**EXERCISE AIM**
Copy the listing from its first line through the line containing "y-tick-label: 0 % bbox=[51, 367, 78, 383]", replacing every "card-text" with "card-body" and leaving everything else unchanged.

╭─ INPUT

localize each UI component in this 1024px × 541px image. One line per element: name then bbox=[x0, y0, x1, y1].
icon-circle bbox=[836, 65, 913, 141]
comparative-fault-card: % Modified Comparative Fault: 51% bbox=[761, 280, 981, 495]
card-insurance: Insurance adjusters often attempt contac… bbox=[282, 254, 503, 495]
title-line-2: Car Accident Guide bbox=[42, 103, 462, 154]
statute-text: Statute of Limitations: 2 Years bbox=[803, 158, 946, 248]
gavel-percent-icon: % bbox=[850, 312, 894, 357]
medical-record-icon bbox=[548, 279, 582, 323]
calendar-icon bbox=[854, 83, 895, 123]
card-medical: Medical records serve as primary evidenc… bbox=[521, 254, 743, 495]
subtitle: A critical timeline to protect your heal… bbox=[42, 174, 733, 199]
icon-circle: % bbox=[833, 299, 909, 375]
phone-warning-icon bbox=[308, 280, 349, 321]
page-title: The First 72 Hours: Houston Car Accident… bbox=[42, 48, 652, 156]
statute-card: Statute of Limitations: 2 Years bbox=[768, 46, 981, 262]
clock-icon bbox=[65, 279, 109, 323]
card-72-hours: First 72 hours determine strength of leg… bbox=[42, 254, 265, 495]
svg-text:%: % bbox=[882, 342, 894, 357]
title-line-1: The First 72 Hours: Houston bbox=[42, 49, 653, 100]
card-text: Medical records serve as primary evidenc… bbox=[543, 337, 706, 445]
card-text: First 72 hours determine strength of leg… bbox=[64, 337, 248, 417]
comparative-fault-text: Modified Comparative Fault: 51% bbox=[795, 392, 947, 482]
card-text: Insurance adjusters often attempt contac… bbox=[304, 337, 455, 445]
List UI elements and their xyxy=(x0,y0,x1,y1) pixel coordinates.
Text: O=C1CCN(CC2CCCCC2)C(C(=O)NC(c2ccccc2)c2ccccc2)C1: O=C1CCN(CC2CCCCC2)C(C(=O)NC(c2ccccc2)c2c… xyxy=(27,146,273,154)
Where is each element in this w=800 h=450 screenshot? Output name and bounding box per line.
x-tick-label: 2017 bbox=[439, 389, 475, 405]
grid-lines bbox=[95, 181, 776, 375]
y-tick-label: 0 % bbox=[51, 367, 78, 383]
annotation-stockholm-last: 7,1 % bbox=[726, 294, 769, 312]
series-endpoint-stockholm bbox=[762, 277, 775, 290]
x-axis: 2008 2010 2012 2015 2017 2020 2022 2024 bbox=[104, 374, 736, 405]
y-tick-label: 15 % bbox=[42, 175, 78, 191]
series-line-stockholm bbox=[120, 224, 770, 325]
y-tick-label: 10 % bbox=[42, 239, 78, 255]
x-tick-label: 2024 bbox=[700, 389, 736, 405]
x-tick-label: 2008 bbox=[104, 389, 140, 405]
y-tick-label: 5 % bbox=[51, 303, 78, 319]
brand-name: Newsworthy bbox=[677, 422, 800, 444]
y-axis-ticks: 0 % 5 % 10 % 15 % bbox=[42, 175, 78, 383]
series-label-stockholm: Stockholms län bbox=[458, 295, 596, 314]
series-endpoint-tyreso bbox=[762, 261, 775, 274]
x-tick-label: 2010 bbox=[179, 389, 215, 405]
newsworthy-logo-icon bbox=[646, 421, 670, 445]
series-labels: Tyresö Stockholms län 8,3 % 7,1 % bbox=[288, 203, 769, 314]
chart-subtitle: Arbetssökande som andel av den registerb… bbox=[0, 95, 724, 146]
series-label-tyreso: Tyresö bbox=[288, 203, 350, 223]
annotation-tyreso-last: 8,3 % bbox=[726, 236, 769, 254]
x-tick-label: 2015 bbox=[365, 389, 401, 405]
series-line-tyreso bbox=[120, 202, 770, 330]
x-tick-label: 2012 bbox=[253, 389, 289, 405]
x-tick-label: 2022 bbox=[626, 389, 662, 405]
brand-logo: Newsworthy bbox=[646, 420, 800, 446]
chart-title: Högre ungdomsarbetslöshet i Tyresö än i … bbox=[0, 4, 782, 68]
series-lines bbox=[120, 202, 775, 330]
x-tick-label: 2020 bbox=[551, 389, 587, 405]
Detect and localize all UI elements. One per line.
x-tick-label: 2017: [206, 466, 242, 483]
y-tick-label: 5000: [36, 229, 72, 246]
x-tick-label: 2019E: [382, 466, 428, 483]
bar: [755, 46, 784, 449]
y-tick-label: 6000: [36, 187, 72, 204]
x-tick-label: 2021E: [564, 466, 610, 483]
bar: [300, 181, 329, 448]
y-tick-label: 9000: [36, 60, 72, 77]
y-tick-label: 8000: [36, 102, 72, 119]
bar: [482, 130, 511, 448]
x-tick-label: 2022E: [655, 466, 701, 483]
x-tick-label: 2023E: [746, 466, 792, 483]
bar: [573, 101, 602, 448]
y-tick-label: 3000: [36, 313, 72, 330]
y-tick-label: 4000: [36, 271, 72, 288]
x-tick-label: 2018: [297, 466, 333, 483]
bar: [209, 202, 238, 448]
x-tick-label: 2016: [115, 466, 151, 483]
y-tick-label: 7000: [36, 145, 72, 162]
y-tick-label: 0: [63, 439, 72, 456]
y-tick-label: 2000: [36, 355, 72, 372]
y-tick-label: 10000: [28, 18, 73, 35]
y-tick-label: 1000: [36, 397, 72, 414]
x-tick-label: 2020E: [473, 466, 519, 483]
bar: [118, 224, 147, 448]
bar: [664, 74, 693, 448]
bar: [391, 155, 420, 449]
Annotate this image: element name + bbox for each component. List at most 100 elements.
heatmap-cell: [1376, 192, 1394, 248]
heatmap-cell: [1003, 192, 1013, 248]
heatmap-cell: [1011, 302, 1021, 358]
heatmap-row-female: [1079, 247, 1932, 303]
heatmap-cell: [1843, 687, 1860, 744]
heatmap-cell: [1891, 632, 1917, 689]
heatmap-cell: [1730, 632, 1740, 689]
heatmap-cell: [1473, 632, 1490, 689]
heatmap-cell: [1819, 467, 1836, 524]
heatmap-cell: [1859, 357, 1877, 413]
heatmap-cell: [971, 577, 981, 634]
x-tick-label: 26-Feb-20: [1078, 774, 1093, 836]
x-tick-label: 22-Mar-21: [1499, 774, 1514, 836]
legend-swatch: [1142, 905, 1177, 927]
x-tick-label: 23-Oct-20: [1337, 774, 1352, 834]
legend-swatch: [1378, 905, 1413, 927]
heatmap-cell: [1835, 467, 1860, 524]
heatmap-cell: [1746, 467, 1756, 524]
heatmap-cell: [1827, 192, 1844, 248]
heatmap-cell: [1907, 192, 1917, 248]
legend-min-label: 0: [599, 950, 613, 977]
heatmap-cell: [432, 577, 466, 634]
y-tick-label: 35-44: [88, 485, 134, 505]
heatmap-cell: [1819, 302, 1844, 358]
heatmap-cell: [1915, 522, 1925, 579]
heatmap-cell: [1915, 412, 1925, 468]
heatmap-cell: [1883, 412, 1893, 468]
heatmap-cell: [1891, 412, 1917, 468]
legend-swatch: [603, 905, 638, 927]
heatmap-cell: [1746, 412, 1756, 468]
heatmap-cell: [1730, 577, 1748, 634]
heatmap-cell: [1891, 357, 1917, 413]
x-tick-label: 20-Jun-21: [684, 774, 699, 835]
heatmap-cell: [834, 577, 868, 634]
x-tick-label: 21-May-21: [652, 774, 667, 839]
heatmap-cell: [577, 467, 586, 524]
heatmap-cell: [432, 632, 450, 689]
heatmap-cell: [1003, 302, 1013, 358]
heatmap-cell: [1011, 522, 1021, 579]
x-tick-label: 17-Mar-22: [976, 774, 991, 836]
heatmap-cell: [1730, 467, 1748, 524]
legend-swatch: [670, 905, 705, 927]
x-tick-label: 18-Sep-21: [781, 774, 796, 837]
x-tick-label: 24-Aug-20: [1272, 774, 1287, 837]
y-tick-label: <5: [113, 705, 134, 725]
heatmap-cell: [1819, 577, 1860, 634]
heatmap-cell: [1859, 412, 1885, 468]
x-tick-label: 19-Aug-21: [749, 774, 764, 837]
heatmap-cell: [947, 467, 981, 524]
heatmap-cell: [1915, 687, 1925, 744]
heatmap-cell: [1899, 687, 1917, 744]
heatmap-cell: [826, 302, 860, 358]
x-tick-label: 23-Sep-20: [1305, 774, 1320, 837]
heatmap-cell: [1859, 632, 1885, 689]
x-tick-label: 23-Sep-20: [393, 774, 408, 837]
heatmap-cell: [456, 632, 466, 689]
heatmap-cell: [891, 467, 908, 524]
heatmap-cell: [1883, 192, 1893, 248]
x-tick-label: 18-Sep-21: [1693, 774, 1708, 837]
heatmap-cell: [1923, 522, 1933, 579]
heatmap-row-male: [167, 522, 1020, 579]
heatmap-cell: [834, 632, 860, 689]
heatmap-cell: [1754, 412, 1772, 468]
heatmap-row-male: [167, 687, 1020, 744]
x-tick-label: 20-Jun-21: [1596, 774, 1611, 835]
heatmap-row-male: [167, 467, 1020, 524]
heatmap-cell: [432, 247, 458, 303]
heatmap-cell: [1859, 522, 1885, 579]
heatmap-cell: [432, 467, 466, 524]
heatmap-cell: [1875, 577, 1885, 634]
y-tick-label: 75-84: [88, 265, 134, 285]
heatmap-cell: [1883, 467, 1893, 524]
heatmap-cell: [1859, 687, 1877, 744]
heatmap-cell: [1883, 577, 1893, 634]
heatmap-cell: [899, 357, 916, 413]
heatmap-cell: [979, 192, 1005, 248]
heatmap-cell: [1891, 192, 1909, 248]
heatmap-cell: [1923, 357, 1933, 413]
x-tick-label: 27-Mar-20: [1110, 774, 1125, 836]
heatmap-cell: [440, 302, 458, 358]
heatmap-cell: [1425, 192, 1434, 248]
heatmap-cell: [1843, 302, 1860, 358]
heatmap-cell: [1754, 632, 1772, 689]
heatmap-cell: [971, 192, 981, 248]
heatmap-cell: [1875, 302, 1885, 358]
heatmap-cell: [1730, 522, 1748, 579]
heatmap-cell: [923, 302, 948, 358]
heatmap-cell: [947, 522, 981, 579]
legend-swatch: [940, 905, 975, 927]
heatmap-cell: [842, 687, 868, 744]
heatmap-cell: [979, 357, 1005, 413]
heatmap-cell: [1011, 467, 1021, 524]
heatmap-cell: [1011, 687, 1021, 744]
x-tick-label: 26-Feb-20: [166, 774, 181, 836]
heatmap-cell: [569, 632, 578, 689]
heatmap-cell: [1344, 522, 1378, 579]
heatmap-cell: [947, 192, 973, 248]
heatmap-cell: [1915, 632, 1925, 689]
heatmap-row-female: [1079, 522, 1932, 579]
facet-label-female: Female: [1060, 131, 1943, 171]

╰─

**REPLY TO THE TASK**
localize each UI component in this 1024px × 541px image. One line per element: name then bbox=[x0, y0, x1, y1].
icon-circle bbox=[836, 65, 913, 141]
comparative-fault-card: % Modified Comparative Fault: 51% bbox=[761, 280, 981, 495]
card-insurance: Insurance adjusters often attempt contac… bbox=[282, 254, 503, 495]
title-line-2: Car Accident Guide bbox=[42, 103, 462, 154]
statute-text: Statute of Limitations: 2 Years bbox=[803, 158, 946, 248]
gavel-percent-icon: % bbox=[850, 312, 894, 357]
medical-record-icon bbox=[548, 279, 582, 323]
calendar-icon bbox=[854, 83, 895, 123]
card-medical: Medical records serve as primary evidenc… bbox=[521, 254, 743, 495]
subtitle: A critical timeline to protect your heal… bbox=[42, 174, 733, 199]
icon-circle: % bbox=[833, 299, 909, 375]
phone-warning-icon bbox=[308, 280, 349, 321]
page-title: The First 72 Hours: Houston Car Accident… bbox=[42, 48, 652, 156]
statute-card: Statute of Limitations: 2 Years bbox=[768, 46, 981, 262]
clock-icon bbox=[65, 279, 109, 323]
card-72-hours: First 72 hours determine strength of leg… bbox=[42, 254, 265, 495]
svg-text:%: % bbox=[882, 342, 894, 357]
title-line-1: The First 72 Hours: Houston bbox=[42, 49, 653, 100]
card-body: Medical records serve as primary evidenc… bbox=[543, 337, 706, 445]
card-body: First 72 hours determine strength of leg… bbox=[64, 337, 248, 417]
comparative-fault-text: Modified Comparative Fault: 51% bbox=[795, 392, 947, 482]
card-body: Insurance adjusters often attempt contac… bbox=[304, 337, 455, 445]
List UI elements and their xyxy=(x0,y0,x1,y1) pixel coordinates.
Text: O=C1CCN(CC2CCCCC2)C(C(=O)NC(c2ccccc2)c2ccccc2)C1: O=C1CCN(CC2CCCCC2)C(C(=O)NC(c2ccccc2)c2c… xyxy=(27,146,273,154)
Where is each element in this w=800 h=450 screenshot? Output name and bounding box per line.
x-tick-label: 2017 bbox=[439, 389, 475, 405]
grid-lines bbox=[95, 181, 776, 375]
y-tick-label: 0 % bbox=[51, 367, 78, 383]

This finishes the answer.